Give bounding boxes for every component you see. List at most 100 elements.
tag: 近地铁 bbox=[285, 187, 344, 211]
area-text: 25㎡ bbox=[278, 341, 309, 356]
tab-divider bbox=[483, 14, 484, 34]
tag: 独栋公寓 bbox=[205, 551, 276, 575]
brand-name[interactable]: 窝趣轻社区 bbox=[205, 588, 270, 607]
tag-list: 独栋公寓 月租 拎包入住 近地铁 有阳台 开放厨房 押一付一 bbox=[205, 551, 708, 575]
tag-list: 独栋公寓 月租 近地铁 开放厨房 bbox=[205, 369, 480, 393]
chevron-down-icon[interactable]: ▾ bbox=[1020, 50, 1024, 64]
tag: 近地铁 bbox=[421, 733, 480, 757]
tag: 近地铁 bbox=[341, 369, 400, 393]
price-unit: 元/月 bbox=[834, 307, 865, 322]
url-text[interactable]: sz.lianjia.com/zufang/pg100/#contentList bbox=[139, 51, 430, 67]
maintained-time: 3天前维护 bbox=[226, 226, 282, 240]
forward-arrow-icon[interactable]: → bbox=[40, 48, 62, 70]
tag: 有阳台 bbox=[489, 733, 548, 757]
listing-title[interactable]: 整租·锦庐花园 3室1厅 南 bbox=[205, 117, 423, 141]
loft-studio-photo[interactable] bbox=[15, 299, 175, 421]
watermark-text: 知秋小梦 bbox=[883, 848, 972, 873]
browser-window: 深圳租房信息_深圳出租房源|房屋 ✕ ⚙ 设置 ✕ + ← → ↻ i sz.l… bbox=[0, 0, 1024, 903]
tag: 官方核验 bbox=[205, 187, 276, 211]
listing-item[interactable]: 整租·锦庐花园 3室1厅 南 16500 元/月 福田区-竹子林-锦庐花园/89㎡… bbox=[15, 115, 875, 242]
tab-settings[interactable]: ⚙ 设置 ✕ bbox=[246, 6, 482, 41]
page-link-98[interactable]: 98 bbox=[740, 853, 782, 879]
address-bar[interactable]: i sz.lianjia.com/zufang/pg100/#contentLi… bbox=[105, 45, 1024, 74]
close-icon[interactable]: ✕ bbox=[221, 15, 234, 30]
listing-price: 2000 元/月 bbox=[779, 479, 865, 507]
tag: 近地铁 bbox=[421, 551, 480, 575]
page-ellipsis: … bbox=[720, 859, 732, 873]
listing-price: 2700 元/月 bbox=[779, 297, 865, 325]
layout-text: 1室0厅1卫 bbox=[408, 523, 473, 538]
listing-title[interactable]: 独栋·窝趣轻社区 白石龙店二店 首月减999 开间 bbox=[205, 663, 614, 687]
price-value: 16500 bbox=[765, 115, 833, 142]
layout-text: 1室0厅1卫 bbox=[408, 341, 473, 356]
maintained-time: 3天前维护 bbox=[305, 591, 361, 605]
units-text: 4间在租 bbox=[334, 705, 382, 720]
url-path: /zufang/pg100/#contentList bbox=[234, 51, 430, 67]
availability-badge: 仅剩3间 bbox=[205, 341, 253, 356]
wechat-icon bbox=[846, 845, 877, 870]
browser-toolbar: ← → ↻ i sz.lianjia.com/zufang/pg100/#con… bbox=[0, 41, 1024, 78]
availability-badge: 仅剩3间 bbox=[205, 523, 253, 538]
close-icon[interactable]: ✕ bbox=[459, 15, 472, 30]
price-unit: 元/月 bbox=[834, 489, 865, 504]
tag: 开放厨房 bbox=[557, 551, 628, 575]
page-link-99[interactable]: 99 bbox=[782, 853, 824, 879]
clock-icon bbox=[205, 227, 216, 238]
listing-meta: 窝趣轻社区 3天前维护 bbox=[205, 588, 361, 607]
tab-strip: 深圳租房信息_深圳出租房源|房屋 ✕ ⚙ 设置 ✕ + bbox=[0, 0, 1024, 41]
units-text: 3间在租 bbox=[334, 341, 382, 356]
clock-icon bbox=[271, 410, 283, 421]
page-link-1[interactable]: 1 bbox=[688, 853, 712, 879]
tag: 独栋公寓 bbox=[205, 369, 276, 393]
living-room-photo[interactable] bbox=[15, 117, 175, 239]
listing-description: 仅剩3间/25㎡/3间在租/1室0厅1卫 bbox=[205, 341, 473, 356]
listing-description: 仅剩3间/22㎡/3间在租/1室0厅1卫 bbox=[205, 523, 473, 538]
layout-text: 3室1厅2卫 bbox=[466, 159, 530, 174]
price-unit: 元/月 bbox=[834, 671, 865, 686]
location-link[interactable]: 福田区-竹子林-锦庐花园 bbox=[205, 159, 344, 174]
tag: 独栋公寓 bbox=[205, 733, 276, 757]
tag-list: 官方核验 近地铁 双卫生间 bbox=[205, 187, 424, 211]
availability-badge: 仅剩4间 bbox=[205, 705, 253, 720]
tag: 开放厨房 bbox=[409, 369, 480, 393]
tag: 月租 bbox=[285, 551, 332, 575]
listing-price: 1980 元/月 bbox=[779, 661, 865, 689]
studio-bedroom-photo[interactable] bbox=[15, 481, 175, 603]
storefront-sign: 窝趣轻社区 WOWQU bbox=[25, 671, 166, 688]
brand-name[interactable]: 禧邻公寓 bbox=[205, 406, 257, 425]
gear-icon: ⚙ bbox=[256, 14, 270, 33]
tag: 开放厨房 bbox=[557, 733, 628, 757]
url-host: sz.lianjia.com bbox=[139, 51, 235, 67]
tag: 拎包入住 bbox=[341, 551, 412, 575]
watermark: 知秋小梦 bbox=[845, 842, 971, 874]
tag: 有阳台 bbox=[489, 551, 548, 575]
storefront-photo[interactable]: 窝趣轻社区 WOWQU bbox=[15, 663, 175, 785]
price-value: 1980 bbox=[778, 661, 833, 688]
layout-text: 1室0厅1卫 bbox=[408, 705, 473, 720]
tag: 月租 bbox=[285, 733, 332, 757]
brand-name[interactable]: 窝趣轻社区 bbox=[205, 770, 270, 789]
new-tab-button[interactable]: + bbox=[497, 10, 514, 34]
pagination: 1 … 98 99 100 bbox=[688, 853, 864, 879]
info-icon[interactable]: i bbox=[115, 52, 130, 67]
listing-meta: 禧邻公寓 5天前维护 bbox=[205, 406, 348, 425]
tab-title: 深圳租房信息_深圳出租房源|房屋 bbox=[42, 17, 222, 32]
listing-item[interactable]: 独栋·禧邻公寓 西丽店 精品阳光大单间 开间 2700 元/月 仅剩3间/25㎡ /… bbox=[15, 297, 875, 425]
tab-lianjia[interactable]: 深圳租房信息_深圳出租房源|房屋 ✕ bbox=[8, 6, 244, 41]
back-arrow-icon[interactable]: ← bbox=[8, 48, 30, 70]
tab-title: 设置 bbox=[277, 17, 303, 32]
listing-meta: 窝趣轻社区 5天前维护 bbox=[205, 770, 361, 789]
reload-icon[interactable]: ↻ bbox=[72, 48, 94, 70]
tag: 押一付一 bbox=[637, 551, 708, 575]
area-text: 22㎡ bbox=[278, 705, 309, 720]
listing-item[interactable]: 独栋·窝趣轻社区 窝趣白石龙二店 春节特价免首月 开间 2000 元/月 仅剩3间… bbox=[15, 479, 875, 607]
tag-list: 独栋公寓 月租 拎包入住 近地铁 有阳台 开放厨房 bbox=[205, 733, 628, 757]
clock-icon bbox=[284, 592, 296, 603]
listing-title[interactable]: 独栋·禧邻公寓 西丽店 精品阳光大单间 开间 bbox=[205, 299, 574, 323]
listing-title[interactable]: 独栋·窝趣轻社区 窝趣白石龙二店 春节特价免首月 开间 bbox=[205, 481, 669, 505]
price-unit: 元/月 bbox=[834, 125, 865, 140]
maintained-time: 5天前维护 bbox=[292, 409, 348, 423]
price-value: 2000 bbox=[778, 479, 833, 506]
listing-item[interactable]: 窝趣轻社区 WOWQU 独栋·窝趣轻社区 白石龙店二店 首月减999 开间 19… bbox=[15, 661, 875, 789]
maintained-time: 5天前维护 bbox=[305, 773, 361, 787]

● ● ● ● ●

- [STATED EXERCISE]: Extract every line from the listing above that contains the string "lianjia", matching case exactly.

- [FINAL ANSWER]:
url-text[interactable]: sz.lianjia.com/zufang/pg100/#contentList bbox=[139, 51, 430, 67]
address-bar[interactable]: i sz.lianjia.com/zufang/pg100/#contentLi… bbox=[105, 45, 1024, 74]
browser-toolbar: ← → ↻ i sz.lianjia.com/zufang/pg100/#con… bbox=[0, 41, 1024, 78]
url-host: sz.lianjia.com bbox=[139, 51, 235, 67]
tab-lianjia[interactable]: 深圳租房信息_深圳出租房源|房屋 ✕ bbox=[8, 6, 244, 41]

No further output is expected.